Exercise description:
Select from the records below every line that has the word "count" in it.

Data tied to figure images

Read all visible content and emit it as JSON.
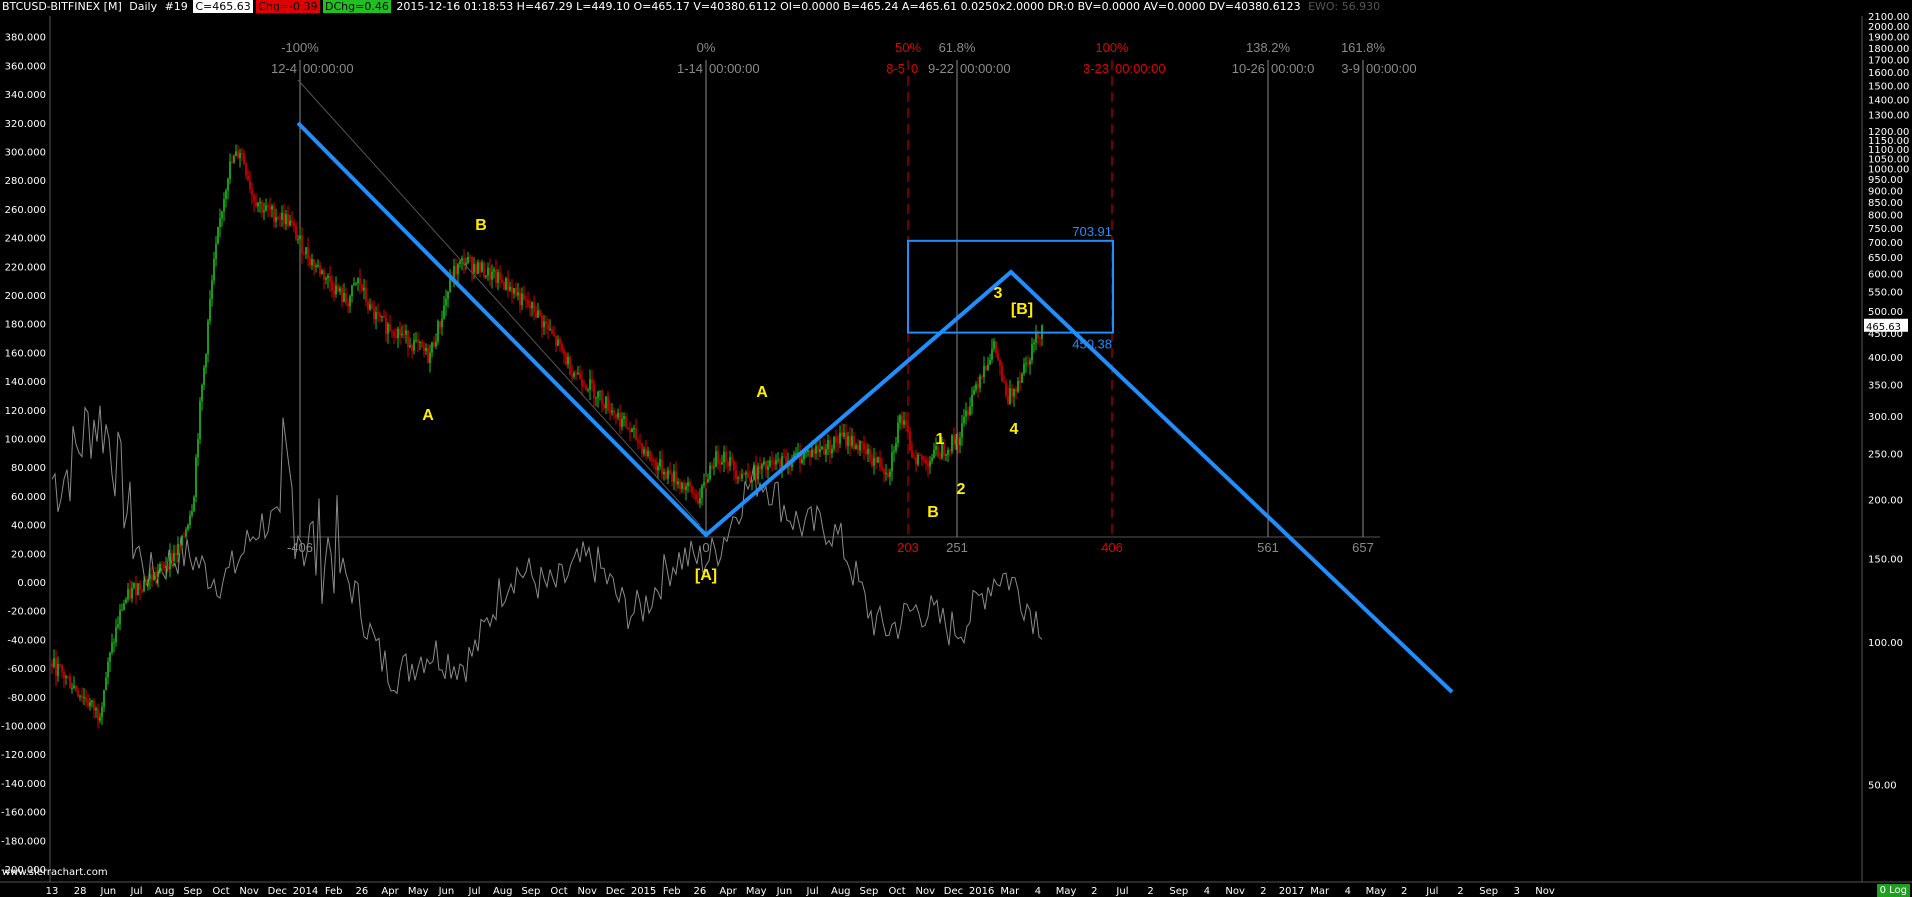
{
  "header": {
    "symbol": "BTCUSD-BITFINEX [M]",
    "timeframe": "Daily",
    "bar_no": "#19",
    "c": "C=465.63",
    "chg": "Chg=-0.39",
    "dchg": "DChg=0.46",
    "stats": "2015-12-16 01:18:53 H=467.29 L=449.10 O=465.17 V=40380.6112 OI=0.0000 B=465.24 A=465.61 0.0250x2.0000 DR:0 BV=0.0000 AV=0.0000 DV=40380.6123",
    "ewo": "EWO: 56.930"
  },
  "watermark": "www.sierrachart.com",
  "scale_mode": "0 Log",
  "colors": {
    "background": "#000000",
    "wave_line": "#1f8fff",
    "wave_label": "#ffee00",
    "fib_red": "#e00000",
    "fib_gray": "#8a8a8a",
    "up_bar": "#21c021",
    "down_bar": "#e00000",
    "oscillator": "#8a8a8a",
    "grid_text": "#ffffff"
  },
  "chart_data": {
    "type": "line",
    "title": "",
    "price_scale": "log",
    "right_axis_ticks": [
      "2100.00",
      "2000.00",
      "1900.00",
      "1800.00",
      "1700.00",
      "1600.00",
      "1500.00",
      "1400.00",
      "1300.00",
      "1200.00",
      "1150.00",
      "1100.00",
      "1050.00",
      "1000.00",
      "950.00",
      "900.00",
      "850.00",
      "800.00",
      "750.00",
      "700.00",
      "650.00",
      "600.00",
      "550.00",
      "500.00",
      "450.00",
      "400.00",
      "350.00",
      "300.00",
      "250.00",
      "200.00",
      "150.00",
      "100.00",
      "50.00"
    ],
    "last_price_label": "465.63",
    "left_axis_ticks": [
      "380.000",
      "360.000",
      "340.000",
      "320.000",
      "300.000",
      "280.000",
      "260.000",
      "240.000",
      "220.000",
      "200.000",
      "180.000",
      "160.000",
      "140.000",
      "120.000",
      "100.000",
      "80.000",
      "60.000",
      "40.000",
      "20.000",
      "0.000",
      "-20.000",
      "-40.000",
      "-60.000",
      "-80.000",
      "-100.000",
      "-120.000",
      "-140.000",
      "-160.000",
      "-180.000",
      "-200.000"
    ],
    "x_axis_ticks": [
      "13",
      "28",
      "Jun",
      "Jul",
      "Aug",
      "Sep",
      "Oct",
      "Nov",
      "Dec",
      "2014",
      "Feb",
      "26",
      "Apr",
      "May",
      "Jun",
      "Jul",
      "Aug",
      "Sep",
      "Oct",
      "Nov",
      "Dec",
      "2015",
      "Feb",
      "26",
      "Apr",
      "May",
      "Jun",
      "Jul",
      "Aug",
      "Sep",
      "Oct",
      "Nov",
      "Dec",
      "2016",
      "Mar",
      "4",
      "May",
      "2",
      "Jul",
      "2",
      "Sep",
      "4",
      "Nov",
      "2",
      "2017",
      "Mar",
      "4",
      "May",
      "2",
      "Jul",
      "2",
      "Sep",
      "3",
      "Nov"
    ],
    "fib_time_lines": [
      {
        "pct": "-100%",
        "date": "12-4",
        "time": "00:00:00",
        "count": "-406",
        "color": "gray"
      },
      {
        "pct": "0%",
        "date": "1-14",
        "time": "00:00:00",
        "count": "0",
        "color": "gray"
      },
      {
        "pct": "50%",
        "date": "8-5",
        "time": "0",
        "count": "203",
        "color": "red"
      },
      {
        "pct": "61.8%",
        "date": "9-22",
        "time": "00:00:00",
        "count": "251",
        "color": "gray"
      },
      {
        "pct": "100%",
        "date": "3-23",
        "time": "00:00:00",
        "count": "406",
        "color": "red"
      },
      {
        "pct": "138.2%",
        "date": "10-26",
        "time": "00:00:0",
        "count": "561",
        "color": "gray"
      },
      {
        "pct": "161.8%",
        "date": "3-9",
        "time": "00:00:00",
        "count": "657",
        "color": "gray"
      }
    ],
    "target_box": {
      "upper": "703.91",
      "lower": "450.38"
    },
    "wave_labels": [
      "B",
      "A",
      "A",
      "[A]",
      "1",
      "2",
      "B",
      "3",
      "4",
      "[B]"
    ],
    "wave_path_prices": [
      1150,
      172,
      610,
      70
    ],
    "price_candles_close_approx": [
      90,
      85,
      80,
      75,
      70,
      95,
      120,
      130,
      135,
      140,
      150,
      160,
      200,
      400,
      700,
      1000,
      1100,
      880,
      820,
      800,
      780,
      700,
      640,
      600,
      560,
      520,
      580,
      500,
      470,
      460,
      440,
      420,
      400,
      480,
      600,
      640,
      620,
      600,
      580,
      560,
      520,
      500,
      460,
      420,
      380,
      360,
      340,
      320,
      300,
      280,
      260,
      240,
      230,
      220,
      210,
      200,
      240,
      250,
      230,
      225,
      230,
      235,
      240,
      245,
      250,
      255,
      260,
      270,
      265,
      250,
      240,
      230,
      300,
      250,
      240,
      250,
      260,
      270,
      330,
      380,
      420,
      320,
      360,
      410,
      465
    ]
  }
}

Exercise output:
        "count": "-406",
        "count": "0",
        "count": "203",
        "count": "251",
        "count": "406",
        "count": "561",
        "count": "657",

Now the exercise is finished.